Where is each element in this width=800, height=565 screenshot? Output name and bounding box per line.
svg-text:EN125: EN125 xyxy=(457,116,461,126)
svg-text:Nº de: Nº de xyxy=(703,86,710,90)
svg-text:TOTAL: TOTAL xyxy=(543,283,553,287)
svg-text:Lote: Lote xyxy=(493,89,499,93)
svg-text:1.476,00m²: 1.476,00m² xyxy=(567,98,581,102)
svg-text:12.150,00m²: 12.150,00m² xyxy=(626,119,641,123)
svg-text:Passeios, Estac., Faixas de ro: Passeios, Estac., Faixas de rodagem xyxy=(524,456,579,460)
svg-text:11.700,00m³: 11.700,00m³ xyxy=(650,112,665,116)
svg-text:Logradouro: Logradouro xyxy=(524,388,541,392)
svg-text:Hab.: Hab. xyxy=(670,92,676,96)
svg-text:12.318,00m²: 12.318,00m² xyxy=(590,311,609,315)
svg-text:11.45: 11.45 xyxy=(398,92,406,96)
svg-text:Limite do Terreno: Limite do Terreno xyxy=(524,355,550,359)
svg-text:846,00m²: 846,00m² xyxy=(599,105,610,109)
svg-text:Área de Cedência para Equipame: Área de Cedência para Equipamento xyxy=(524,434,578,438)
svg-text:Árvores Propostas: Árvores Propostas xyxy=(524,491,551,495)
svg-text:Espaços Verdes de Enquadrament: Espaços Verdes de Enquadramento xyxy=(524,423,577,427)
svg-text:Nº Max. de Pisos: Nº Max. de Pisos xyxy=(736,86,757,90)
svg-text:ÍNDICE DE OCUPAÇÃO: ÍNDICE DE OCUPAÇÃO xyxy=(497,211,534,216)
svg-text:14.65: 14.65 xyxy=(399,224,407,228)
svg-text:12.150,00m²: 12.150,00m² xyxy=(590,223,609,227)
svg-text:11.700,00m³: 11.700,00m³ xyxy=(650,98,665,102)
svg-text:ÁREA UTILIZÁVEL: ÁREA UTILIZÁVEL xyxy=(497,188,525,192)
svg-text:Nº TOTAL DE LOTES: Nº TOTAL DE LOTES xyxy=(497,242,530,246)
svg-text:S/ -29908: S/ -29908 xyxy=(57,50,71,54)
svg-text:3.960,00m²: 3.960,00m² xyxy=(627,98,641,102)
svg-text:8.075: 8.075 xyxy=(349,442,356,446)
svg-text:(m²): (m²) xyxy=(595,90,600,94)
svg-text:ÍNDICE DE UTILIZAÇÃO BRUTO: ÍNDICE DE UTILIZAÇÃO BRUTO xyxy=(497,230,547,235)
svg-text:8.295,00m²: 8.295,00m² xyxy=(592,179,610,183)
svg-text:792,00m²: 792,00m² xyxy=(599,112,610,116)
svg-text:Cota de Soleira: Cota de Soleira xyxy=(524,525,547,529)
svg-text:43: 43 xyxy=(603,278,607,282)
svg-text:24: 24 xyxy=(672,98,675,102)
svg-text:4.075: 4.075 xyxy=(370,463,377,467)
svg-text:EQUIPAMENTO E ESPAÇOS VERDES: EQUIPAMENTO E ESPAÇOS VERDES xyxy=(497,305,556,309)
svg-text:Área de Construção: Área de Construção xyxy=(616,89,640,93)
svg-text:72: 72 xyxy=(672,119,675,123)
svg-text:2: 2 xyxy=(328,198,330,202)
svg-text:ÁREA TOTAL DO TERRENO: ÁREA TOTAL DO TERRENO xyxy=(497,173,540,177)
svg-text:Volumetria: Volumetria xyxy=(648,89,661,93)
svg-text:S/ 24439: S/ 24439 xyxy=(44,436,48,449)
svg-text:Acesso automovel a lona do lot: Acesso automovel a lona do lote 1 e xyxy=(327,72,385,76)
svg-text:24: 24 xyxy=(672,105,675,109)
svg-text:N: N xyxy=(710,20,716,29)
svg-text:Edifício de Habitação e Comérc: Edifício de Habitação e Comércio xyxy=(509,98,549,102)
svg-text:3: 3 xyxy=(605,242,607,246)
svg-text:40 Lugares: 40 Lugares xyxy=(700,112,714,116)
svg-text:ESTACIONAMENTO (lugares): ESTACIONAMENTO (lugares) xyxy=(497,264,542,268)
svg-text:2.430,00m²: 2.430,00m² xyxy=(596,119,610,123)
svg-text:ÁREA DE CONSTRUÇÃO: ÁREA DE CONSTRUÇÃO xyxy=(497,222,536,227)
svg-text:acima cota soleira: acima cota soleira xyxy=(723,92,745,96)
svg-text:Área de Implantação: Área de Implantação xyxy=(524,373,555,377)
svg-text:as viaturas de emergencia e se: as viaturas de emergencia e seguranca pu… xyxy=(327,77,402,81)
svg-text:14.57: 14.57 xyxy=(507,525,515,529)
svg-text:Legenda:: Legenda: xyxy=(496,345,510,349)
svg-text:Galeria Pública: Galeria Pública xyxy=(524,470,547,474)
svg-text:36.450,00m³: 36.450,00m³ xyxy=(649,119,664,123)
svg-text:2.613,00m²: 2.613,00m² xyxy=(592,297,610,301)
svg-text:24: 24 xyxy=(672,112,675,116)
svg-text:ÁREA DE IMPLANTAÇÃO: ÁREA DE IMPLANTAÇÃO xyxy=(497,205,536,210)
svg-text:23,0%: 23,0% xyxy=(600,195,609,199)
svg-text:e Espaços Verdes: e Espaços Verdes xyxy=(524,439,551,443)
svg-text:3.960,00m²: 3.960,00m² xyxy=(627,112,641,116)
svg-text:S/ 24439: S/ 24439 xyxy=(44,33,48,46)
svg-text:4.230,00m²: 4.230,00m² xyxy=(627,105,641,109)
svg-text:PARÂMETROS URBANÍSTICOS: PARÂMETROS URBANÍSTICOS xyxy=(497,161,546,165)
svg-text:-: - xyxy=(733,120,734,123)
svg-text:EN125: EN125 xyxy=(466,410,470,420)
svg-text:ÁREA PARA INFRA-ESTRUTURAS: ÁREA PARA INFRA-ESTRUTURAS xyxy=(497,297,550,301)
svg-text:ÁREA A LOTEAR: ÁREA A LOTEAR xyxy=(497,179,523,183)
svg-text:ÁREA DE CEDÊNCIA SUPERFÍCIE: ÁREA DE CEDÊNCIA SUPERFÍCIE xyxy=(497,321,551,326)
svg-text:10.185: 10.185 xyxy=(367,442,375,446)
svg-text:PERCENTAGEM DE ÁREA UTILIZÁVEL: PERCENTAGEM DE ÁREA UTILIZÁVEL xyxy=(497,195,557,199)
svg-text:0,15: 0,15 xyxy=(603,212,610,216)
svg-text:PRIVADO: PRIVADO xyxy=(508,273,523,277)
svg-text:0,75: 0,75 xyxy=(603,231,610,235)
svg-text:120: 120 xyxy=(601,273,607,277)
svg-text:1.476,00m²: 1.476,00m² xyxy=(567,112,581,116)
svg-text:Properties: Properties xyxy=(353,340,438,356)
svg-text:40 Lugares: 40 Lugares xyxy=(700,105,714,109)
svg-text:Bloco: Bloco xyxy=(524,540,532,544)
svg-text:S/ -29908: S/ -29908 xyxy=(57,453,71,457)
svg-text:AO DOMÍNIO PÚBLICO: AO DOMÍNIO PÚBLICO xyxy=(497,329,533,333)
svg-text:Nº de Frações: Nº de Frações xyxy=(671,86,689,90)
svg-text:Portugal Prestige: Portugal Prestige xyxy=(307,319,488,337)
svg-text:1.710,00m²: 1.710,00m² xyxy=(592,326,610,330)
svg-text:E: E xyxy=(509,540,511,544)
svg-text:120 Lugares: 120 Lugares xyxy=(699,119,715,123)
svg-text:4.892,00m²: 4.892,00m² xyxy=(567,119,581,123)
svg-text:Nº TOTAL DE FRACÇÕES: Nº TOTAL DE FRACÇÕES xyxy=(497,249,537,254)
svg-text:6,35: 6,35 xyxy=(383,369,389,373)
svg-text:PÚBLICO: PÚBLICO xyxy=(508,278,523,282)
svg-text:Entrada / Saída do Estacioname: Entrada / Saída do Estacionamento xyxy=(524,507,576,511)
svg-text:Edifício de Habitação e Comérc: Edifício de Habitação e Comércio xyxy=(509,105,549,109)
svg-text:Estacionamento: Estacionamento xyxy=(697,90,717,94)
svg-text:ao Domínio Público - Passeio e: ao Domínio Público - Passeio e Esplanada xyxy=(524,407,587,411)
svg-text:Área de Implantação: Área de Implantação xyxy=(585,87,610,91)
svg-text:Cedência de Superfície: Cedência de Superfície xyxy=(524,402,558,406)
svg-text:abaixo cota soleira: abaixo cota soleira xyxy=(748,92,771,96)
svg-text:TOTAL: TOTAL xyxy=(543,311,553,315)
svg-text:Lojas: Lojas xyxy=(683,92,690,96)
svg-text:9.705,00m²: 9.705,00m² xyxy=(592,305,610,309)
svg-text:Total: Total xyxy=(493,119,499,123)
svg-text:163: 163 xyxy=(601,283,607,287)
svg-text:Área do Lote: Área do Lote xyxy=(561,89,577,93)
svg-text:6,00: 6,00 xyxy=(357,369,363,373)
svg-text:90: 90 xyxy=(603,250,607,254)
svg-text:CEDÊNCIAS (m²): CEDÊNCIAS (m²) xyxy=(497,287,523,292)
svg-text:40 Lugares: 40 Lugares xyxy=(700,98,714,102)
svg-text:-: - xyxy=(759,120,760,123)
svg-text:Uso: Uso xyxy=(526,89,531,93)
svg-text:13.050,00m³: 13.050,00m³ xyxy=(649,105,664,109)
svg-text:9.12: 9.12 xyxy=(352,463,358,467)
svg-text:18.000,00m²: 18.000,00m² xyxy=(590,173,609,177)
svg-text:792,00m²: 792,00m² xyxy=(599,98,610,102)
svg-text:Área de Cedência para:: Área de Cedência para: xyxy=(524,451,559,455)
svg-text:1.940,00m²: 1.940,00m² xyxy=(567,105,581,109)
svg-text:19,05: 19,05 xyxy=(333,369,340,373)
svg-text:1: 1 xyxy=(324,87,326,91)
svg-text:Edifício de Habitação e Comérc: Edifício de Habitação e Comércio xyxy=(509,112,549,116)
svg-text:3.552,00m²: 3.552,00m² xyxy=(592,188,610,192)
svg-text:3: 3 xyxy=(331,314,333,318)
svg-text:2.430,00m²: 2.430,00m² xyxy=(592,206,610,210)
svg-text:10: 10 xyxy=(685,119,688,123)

▬▬▬▬▬▬

▸ Aufgabendetails:
Gib bitte die Zeilen ab dem Anfang des Materials bis einschließlich der Zeile mit "svg-text:11.700,00m³: 11.700,00m³ xyxy=(650,98,665,102)" unverändert zurück.

▸ Ergebnis der Übung:
Where is each element in this width=800, height=565 screenshot? Output name and bounding box per line.
svg-text:EN125: EN125 xyxy=(457,116,461,126)
svg-text:Nº de: Nº de xyxy=(703,86,710,90)
svg-text:TOTAL: TOTAL xyxy=(543,283,553,287)
svg-text:Lote: Lote xyxy=(493,89,499,93)
svg-text:1.476,00m²: 1.476,00m² xyxy=(567,98,581,102)
svg-text:12.150,00m²: 12.150,00m² xyxy=(626,119,641,123)
svg-text:Passeios, Estac., Faixas de ro: Passeios, Estac., Faixas de rodagem xyxy=(524,456,579,460)
svg-text:11.700,00m³: 11.700,00m³ xyxy=(650,112,665,116)
svg-text:Logradouro: Logradouro xyxy=(524,388,541,392)
svg-text:Hab.: Hab. xyxy=(670,92,676,96)
svg-text:12.318,00m²: 12.318,00m² xyxy=(590,311,609,315)
svg-text:11.45: 11.45 xyxy=(398,92,406,96)
svg-text:Limite do Terreno: Limite do Terreno xyxy=(524,355,550,359)
svg-text:846,00m²: 846,00m² xyxy=(599,105,610,109)
svg-text:Área de Cedência para Equipame: Área de Cedência para Equipamento xyxy=(524,434,578,438)
svg-text:Árvores Propostas: Árvores Propostas xyxy=(524,491,551,495)
svg-text:Espaços Verdes de Enquadrament: Espaços Verdes de Enquadramento xyxy=(524,423,577,427)
svg-text:Nº Max. de Pisos: Nº Max. de Pisos xyxy=(736,86,757,90)
svg-text:ÍNDICE DE OCUPAÇÃO: ÍNDICE DE OCUPAÇÃO xyxy=(497,211,534,216)
svg-text:14.65: 14.65 xyxy=(399,224,407,228)
svg-text:12.150,00m²: 12.150,00m² xyxy=(590,223,609,227)
svg-text:11.700,00m³: 11.700,00m³ xyxy=(650,98,665,102)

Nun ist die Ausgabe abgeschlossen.